Short task:
Locate all lines with the word "Papers". Copy them.

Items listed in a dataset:

** START **

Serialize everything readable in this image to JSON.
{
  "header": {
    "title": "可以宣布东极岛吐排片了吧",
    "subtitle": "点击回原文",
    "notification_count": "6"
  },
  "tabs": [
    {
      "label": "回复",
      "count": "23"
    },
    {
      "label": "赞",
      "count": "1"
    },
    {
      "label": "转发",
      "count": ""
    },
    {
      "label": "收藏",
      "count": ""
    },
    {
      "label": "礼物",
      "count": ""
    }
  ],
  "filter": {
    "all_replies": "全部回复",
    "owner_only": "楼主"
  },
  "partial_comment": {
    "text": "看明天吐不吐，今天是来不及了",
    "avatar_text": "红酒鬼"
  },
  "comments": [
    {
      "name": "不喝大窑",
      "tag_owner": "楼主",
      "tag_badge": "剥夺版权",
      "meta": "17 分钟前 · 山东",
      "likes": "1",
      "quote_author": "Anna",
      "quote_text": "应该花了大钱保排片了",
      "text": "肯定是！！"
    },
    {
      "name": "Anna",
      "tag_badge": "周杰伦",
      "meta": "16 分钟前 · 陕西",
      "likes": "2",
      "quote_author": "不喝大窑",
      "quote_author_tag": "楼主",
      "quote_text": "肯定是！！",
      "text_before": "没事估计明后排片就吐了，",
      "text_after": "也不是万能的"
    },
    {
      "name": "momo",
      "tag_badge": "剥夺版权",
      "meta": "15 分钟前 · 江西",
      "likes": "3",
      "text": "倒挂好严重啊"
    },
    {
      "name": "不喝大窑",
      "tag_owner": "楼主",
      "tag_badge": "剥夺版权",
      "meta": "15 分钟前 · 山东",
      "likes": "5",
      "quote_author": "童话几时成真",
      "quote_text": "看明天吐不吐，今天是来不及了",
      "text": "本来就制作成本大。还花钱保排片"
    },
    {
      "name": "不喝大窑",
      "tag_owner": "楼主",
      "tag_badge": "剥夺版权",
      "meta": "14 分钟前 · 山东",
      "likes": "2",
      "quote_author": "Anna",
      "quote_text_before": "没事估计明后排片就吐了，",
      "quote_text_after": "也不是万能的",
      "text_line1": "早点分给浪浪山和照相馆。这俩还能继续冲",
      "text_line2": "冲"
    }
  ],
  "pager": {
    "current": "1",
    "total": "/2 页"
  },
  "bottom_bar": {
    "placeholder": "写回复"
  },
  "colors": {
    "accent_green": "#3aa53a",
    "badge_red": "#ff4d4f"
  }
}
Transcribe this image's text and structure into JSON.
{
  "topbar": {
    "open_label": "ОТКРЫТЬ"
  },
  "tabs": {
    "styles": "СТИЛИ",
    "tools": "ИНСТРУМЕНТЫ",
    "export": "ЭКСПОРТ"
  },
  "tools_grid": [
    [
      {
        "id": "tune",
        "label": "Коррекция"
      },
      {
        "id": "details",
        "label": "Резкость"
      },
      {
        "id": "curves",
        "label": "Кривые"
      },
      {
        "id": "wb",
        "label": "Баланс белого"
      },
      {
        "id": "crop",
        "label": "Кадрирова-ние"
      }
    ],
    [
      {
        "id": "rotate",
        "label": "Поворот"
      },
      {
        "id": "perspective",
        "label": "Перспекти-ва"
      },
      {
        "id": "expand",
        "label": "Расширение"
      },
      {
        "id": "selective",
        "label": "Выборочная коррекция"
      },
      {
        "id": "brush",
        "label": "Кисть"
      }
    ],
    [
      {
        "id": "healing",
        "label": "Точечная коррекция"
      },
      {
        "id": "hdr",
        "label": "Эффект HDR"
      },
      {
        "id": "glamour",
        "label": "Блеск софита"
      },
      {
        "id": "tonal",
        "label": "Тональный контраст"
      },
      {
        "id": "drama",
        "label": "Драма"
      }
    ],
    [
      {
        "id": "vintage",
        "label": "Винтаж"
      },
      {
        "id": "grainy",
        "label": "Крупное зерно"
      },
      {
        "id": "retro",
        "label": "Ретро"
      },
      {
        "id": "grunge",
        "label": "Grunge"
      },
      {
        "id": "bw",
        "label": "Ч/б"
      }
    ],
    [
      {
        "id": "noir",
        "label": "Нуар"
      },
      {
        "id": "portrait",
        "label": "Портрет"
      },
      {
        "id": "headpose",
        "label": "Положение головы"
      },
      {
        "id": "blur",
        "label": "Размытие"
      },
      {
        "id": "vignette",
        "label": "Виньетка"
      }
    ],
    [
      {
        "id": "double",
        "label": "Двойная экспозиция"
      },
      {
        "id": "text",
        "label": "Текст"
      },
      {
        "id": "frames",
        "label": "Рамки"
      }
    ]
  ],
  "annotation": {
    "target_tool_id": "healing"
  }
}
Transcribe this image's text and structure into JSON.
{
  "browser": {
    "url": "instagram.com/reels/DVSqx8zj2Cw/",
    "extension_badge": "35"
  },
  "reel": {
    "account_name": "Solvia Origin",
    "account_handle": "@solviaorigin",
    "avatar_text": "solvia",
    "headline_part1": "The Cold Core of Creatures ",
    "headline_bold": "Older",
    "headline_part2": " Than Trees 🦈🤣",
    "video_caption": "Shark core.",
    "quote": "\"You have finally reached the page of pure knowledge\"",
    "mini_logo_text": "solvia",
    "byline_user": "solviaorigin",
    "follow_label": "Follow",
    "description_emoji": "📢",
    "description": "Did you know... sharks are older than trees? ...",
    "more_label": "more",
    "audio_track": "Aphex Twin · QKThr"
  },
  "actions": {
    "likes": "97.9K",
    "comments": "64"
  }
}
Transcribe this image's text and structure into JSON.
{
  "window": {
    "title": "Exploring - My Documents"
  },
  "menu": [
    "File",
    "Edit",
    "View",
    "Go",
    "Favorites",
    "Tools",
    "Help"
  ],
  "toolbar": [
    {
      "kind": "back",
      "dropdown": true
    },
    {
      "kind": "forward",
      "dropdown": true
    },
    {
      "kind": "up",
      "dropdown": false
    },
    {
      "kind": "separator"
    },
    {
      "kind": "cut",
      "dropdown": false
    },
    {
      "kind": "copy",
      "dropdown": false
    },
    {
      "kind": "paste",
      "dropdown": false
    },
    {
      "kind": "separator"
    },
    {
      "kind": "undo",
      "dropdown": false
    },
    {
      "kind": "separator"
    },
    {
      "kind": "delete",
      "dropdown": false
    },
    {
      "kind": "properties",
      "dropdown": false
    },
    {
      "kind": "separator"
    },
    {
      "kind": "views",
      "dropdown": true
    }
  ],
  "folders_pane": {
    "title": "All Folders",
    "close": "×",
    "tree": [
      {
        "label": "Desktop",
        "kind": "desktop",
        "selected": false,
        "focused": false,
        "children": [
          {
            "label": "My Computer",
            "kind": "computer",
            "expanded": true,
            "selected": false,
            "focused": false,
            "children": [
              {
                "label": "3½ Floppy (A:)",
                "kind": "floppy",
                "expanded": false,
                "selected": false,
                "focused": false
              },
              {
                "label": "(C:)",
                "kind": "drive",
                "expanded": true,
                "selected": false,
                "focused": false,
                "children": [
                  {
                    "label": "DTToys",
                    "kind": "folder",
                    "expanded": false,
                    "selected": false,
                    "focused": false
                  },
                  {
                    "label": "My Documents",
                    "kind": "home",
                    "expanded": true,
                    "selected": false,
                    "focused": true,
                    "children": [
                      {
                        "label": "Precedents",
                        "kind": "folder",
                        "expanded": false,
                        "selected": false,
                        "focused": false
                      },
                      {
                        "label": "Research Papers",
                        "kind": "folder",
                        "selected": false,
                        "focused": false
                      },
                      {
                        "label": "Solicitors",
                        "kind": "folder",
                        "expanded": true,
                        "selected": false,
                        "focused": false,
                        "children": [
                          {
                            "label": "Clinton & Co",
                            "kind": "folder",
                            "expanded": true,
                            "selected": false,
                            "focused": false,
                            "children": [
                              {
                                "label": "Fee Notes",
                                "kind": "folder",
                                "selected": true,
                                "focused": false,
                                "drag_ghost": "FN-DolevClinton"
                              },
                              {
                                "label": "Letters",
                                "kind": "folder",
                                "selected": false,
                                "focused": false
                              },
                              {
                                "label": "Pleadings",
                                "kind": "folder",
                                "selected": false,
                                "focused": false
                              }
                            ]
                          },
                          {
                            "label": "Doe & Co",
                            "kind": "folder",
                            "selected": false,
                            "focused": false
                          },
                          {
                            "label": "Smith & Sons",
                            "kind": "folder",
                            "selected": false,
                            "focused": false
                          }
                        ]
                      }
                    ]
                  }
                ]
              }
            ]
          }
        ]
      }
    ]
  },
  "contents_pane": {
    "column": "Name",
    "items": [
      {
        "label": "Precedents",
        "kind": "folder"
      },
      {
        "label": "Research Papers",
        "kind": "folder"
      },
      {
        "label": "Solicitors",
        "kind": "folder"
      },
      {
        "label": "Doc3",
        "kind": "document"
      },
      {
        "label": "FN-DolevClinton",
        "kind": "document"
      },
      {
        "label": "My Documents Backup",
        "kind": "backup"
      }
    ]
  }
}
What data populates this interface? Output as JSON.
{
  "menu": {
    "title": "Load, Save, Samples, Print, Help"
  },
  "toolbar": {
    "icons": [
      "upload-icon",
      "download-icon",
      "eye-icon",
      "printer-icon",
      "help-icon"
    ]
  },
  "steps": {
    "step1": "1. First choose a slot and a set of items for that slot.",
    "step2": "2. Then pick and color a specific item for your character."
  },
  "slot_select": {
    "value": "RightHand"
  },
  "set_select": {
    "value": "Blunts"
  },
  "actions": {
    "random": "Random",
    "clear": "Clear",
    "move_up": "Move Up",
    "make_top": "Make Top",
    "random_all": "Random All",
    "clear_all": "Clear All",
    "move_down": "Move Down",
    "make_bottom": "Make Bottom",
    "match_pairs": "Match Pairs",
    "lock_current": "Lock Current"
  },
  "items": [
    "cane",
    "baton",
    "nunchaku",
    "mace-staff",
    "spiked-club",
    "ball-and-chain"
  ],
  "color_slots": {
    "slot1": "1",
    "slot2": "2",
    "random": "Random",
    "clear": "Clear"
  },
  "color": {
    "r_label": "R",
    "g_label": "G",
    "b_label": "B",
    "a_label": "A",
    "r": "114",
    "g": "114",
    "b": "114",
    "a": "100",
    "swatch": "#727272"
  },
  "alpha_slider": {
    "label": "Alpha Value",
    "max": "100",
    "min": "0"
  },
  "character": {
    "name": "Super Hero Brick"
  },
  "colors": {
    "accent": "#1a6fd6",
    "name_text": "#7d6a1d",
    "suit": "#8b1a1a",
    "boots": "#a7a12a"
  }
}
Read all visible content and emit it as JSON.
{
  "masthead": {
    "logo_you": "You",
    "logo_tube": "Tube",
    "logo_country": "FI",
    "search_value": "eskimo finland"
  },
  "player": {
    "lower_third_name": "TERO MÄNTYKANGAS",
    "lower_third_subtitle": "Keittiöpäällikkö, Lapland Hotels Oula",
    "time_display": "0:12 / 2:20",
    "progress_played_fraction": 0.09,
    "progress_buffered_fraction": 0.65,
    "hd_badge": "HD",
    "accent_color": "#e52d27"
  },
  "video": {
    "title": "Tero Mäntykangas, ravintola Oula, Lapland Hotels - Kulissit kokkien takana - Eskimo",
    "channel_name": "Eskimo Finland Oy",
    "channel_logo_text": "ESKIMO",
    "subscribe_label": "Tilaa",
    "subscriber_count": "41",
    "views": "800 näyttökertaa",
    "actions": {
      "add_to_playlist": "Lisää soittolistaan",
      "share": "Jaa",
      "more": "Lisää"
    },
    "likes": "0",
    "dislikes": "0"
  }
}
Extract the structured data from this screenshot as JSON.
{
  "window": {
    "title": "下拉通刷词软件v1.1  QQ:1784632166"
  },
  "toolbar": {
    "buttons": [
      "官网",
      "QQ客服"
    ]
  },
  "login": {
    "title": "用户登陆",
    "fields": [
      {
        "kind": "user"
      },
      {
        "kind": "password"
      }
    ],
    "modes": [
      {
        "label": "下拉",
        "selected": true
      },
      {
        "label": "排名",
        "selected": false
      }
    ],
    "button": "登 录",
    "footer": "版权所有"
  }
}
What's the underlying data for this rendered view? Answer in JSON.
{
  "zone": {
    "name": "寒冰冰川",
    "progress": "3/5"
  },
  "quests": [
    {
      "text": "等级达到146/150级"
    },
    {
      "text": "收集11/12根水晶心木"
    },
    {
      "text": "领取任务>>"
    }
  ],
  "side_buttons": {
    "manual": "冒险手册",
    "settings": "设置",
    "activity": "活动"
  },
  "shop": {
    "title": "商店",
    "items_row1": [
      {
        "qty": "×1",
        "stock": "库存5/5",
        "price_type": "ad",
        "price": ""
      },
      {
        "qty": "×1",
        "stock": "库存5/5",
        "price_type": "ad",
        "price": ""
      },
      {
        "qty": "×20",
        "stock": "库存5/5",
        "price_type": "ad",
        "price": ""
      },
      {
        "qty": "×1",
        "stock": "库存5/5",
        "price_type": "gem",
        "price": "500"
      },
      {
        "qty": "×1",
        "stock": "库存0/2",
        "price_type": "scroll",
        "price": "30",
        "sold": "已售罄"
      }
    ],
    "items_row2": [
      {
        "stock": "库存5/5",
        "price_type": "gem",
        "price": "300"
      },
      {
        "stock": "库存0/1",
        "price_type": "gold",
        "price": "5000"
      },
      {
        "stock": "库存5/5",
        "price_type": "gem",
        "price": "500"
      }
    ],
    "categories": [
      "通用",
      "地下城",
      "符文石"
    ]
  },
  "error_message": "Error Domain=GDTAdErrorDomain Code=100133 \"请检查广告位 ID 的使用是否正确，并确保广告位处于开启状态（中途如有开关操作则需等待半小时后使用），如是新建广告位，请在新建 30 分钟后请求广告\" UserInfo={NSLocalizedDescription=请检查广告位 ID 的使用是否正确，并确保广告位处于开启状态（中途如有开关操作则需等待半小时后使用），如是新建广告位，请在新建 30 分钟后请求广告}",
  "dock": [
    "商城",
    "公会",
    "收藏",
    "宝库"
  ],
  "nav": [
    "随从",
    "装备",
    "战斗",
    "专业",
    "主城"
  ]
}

** END **

Complete response:
                        "label": "Research Papers",
        "label": "Research Papers",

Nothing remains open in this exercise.